Please write out the complete listing that follows, exactly as it reads.
-*-*-
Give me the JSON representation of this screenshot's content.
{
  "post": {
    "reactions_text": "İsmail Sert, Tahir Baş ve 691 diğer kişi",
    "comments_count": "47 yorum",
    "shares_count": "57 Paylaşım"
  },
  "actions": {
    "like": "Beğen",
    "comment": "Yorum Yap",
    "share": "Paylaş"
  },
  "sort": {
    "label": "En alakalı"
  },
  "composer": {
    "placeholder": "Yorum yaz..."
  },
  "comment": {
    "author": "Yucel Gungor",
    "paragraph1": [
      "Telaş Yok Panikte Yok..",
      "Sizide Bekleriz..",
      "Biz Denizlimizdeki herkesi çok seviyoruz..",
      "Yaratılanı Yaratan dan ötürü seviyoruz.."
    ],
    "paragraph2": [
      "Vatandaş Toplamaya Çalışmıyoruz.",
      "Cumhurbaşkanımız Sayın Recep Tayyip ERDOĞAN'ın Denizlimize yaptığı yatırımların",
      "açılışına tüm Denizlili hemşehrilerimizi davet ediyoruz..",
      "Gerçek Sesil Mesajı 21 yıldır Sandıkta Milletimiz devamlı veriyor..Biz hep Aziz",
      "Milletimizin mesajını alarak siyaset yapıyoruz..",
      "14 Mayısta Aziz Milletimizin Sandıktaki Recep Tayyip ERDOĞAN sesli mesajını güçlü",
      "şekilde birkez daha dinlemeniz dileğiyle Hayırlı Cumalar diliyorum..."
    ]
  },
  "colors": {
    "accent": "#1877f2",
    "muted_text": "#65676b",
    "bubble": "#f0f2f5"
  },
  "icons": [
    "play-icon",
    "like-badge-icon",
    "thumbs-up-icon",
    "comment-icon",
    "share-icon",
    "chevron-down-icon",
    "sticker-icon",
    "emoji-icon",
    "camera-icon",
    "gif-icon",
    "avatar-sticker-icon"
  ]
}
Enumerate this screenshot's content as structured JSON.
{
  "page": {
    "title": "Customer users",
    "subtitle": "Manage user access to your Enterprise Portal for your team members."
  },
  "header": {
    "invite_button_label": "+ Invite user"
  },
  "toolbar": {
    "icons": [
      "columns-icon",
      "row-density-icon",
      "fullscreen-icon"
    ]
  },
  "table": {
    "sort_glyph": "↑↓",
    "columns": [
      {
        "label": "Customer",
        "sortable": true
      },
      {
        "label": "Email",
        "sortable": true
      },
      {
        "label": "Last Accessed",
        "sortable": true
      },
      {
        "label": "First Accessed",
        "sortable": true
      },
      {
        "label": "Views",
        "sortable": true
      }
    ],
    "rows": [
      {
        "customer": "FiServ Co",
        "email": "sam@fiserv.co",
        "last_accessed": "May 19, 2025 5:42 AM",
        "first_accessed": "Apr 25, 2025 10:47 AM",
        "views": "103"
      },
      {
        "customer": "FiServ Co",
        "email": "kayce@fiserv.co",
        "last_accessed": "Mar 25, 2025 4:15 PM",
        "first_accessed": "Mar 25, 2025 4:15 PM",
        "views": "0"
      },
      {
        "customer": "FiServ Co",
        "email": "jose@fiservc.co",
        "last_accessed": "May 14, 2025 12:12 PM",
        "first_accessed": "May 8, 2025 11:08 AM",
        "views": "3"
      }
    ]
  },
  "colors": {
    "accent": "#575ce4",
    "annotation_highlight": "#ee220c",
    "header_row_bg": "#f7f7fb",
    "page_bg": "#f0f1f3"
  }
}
-*-*-
■ **Output of the task**:
Give me the JSON representation of this screenshot's content.
{
  "post": {
    "reactions_text": "İsmail Sert, Tahir Baş ve 691 diğer kişi",
    "comments_count": "47 yorum",
    "shares_count": "57 Paylaşım"
  },
  "actions": {
    "like": "Beğen",
    "comment": "Yorum Yap",
    "share": "Paylaş"
  },
  "sort": {
    "label": "En alakalı"
  },
  "composer": {
    "placeholder": "Yorum yaz..."
  },
  "comment": {
    "author": "Yucel Gungor",
    "paragraph1": [
      "Telaş Yok Panikte Yok..",
      "Sizide Bekleriz..",
      "Biz Denizlimizdeki herkesi çok seviyoruz..",
      "Yaratılanı Yaratan dan ötürü seviyoruz.."
    ],
    "paragraph2": [
      "Vatandaş Toplamaya Çalışmıyoruz.",
      "Cumhurbaşkanımız Sayın Recep Tayyip ERDOĞAN'ın Denizlimize yaptığı yatırımların",
      "açılışına tüm Denizlili hemşehrilerimizi davet ediyoruz..",
      "Gerçek Sesil Mesajı 21 yıldır Sandıkta Milletimiz devamlı veriyor..Biz hep Aziz",
      "Milletimizin mesajını alarak siyaset yapıyoruz..",
      "14 Mayısta Aziz Milletimizin Sandıktaki Recep Tayyip ERDOĞAN sesli mesajını güçlü",
      "şekilde birkez daha dinlemeniz dileğiyle Hayırlı Cumalar diliyorum..."
    ]
  },
  "colors": {
    "accent": "#1877f2",
    "muted_text": "#65676b",
    "bubble": "#f0f2f5"
  },
  "icons": [
    "play-icon",
    "like-badge-icon",
    "thumbs-up-icon",
    "comment-icon",
    "share-icon",
    "chevron-down-icon",
    "sticker-icon",
    "emoji-icon",
    "camera-icon",
    "gif-icon",
    "avatar-sticker-icon"
  ]
}
Enumerate this screenshot's content as structured JSON.
{
  "page": {
    "title": "Customer users",
    "subtitle": "Manage user access to your Enterprise Portal for your team members."
  },
  "header": {
    "invite_button_label": "+ Invite user"
  },
  "toolbar": {
    "icons": [
      "columns-icon",
      "row-density-icon",
      "fullscreen-icon"
    ]
  },
  "table": {
    "sort_glyph": "↑↓",
    "columns": [
      {
        "label": "Customer",
        "sortable": true
      },
      {
        "label": "Email",
        "sortable": true
      },
      {
        "label": "Last Accessed",
        "sortable": true
      },
      {
        "label": "First Accessed",
        "sortable": true
      },
      {
        "label": "Views",
        "sortable": true
      }
    ],
    "rows": [
      {
        "customer": "FiServ Co",
        "email": "sam@fiserv.co",
        "last_accessed": "May 19, 2025 5:42 AM",
        "first_accessed": "Apr 25, 2025 10:47 AM",
        "views": "103"
      },
      {
        "customer": "FiServ Co",
        "email": "kayce@fiserv.co",
        "last_accessed": "Mar 25, 2025 4:15 PM",
        "first_accessed": "Mar 25, 2025 4:15 PM",
        "views": "0"
      },
      {
        "customer": "FiServ Co",
        "email": "jose@fiservc.co",
        "last_accessed": "May 14, 2025 12:12 PM",
        "first_accessed": "May 8, 2025 11:08 AM",
        "views": "3"
      }
    ]
  },
  "colors": {
    "accent": "#575ce4",
    "annotation_highlight": "#ee220c",
    "header_row_bg": "#f7f7fb",
    "page_bg": "#f0f1f3"
  }
}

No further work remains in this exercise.